Directive
Below are records; count the lines that contain "主要症状" and give only the total.

Start of Records for this task

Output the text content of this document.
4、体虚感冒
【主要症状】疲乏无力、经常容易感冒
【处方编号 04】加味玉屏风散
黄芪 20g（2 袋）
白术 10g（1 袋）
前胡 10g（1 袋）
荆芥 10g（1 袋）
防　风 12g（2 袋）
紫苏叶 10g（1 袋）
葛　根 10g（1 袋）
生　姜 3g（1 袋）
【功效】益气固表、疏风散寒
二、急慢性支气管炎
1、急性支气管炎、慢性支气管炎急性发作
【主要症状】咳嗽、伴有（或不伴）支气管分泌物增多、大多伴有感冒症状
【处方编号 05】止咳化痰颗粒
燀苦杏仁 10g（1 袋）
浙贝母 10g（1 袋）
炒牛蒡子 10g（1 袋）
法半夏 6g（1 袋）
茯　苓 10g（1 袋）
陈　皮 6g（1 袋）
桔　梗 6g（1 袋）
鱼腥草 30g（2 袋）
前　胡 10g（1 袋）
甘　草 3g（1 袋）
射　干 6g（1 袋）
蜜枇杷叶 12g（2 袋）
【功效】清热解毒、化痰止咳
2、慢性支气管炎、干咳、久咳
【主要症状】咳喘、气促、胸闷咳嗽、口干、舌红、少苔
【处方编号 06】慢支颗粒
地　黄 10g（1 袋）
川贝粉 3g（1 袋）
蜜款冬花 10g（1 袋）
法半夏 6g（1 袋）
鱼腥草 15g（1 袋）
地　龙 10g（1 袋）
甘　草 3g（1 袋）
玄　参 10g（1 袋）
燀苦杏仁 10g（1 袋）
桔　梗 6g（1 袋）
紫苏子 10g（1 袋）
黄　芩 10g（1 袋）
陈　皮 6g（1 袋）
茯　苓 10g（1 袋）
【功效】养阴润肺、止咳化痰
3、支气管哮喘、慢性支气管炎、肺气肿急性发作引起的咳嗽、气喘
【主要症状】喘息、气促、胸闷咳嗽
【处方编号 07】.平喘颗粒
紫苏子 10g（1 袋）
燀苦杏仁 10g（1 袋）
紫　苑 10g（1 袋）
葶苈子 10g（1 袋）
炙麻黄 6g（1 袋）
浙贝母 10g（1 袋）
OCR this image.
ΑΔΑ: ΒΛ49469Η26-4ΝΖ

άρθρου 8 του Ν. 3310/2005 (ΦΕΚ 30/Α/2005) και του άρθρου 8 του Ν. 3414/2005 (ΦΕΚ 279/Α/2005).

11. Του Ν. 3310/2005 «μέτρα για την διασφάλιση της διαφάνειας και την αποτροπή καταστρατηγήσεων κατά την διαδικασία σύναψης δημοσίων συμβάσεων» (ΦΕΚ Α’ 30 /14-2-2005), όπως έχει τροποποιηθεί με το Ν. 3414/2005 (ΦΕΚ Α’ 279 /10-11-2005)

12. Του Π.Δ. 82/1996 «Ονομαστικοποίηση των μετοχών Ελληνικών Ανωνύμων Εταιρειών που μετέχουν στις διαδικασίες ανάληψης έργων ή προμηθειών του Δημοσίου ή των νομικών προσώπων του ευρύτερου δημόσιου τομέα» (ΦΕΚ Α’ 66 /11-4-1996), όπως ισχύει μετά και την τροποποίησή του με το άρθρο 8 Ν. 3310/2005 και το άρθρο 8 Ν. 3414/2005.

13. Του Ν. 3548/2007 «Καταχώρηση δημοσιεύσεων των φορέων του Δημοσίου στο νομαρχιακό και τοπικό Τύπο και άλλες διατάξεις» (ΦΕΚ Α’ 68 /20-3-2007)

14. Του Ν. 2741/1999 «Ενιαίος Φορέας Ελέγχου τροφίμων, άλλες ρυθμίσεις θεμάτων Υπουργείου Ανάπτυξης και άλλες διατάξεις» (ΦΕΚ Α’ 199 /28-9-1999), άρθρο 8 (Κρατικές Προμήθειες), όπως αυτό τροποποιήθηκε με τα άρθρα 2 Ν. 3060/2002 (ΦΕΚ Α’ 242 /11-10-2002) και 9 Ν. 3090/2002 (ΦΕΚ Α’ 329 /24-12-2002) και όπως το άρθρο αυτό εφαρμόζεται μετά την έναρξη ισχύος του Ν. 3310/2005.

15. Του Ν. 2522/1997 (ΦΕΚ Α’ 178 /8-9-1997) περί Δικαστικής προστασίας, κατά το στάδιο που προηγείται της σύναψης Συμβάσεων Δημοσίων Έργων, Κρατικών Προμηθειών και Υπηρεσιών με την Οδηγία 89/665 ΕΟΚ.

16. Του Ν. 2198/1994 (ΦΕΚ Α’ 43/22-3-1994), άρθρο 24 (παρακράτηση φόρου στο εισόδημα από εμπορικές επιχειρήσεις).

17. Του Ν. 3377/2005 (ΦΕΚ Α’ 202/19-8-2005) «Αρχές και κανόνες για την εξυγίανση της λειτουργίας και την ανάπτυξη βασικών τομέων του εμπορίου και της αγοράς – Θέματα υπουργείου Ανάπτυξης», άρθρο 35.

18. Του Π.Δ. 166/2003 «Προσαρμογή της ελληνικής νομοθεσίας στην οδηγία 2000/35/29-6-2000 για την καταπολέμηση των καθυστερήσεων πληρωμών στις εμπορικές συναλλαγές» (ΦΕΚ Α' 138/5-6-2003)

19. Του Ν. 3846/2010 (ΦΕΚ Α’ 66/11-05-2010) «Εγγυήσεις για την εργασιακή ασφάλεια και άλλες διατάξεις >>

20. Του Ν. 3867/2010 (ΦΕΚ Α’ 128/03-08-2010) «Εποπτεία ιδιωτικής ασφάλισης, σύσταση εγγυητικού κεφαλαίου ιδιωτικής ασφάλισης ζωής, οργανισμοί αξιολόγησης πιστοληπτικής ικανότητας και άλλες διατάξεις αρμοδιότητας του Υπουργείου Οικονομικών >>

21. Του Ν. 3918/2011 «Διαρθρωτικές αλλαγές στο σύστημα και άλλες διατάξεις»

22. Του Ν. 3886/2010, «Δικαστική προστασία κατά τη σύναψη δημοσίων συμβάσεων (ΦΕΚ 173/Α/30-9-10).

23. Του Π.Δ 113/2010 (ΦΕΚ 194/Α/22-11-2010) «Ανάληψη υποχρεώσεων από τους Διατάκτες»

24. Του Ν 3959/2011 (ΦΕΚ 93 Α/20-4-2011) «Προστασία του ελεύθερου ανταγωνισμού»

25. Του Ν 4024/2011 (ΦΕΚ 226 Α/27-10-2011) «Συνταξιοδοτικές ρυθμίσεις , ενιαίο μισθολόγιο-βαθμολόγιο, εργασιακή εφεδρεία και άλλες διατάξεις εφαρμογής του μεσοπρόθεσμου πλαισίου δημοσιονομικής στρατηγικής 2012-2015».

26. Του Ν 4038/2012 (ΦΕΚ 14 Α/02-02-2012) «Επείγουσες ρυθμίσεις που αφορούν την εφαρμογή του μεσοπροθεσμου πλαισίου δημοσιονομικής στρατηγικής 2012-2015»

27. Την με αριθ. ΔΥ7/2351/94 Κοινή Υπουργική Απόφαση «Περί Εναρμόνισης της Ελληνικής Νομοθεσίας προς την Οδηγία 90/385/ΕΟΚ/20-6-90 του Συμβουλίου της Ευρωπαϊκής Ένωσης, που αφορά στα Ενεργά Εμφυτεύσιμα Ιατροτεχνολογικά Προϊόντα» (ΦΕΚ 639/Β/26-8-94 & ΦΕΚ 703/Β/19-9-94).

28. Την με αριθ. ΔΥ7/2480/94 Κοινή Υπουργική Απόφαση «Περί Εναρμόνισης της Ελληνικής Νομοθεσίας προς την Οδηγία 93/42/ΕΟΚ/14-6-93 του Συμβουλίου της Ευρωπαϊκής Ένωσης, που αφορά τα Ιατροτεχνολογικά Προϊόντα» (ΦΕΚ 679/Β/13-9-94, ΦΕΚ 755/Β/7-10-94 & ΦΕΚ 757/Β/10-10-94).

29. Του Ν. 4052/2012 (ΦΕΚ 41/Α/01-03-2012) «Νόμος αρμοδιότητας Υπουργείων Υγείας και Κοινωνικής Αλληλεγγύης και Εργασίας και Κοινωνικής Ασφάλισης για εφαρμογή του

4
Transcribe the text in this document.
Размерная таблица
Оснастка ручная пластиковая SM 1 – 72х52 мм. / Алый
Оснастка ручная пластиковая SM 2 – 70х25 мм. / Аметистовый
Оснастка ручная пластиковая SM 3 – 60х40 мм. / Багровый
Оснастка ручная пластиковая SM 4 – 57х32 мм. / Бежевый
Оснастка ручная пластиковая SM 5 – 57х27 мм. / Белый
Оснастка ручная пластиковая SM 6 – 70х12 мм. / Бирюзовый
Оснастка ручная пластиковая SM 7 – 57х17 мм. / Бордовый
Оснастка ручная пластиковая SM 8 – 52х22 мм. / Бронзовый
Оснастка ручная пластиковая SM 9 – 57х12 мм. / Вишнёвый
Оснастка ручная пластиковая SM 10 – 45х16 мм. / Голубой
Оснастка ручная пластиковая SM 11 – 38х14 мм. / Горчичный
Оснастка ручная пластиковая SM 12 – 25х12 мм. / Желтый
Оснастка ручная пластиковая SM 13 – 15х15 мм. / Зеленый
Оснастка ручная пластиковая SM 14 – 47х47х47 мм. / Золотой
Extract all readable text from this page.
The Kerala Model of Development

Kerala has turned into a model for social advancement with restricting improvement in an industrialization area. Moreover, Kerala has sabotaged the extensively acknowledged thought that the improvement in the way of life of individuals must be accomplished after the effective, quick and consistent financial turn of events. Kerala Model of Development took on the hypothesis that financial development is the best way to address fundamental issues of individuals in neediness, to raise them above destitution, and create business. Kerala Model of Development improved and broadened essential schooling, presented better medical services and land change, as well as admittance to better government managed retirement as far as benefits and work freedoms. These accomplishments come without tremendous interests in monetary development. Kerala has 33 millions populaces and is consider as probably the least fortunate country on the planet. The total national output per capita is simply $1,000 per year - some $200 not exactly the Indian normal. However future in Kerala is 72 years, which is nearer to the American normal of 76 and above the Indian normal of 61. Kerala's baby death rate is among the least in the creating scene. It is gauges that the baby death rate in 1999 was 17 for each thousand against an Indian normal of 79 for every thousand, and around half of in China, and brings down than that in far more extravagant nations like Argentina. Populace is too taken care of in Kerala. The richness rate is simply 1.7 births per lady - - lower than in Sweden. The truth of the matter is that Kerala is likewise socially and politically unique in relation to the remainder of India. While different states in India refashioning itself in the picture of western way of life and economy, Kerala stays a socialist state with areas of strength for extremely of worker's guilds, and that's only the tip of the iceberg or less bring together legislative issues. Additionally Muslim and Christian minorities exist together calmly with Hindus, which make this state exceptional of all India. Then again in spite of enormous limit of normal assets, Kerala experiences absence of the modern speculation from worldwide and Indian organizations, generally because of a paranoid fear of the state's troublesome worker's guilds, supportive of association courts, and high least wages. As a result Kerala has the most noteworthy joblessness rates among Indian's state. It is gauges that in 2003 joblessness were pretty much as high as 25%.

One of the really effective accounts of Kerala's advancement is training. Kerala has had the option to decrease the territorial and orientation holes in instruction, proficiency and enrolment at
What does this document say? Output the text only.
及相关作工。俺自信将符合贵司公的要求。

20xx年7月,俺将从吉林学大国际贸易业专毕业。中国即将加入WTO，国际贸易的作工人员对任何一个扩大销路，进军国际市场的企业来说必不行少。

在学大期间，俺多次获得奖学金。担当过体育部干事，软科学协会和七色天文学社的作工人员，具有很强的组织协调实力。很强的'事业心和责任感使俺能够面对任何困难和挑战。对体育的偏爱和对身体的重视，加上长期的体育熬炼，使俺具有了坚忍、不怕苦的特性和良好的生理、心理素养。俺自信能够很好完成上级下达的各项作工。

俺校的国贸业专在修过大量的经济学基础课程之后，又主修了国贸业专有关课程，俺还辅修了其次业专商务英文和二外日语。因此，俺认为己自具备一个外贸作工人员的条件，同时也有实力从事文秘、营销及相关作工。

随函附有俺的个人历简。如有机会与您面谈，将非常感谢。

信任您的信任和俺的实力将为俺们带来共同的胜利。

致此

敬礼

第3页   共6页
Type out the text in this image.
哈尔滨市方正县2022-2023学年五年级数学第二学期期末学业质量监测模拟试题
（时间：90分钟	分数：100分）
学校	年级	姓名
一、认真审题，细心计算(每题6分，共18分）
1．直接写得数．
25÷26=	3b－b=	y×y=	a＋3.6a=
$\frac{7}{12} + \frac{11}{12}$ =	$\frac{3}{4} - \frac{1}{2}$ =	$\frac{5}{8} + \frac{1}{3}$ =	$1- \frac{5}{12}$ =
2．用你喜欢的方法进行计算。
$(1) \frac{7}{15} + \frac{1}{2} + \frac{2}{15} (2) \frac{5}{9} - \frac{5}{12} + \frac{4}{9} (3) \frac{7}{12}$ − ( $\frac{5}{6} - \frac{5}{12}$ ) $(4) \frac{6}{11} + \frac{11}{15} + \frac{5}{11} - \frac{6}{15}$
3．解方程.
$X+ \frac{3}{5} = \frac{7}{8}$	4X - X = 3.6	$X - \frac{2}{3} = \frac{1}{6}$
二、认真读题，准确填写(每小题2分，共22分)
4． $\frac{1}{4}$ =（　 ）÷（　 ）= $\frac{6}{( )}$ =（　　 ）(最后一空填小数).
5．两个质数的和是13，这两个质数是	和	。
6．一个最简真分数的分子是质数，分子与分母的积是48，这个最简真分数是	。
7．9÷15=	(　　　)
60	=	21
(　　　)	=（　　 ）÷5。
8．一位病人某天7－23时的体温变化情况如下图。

End of Records for this task

Exercise result
4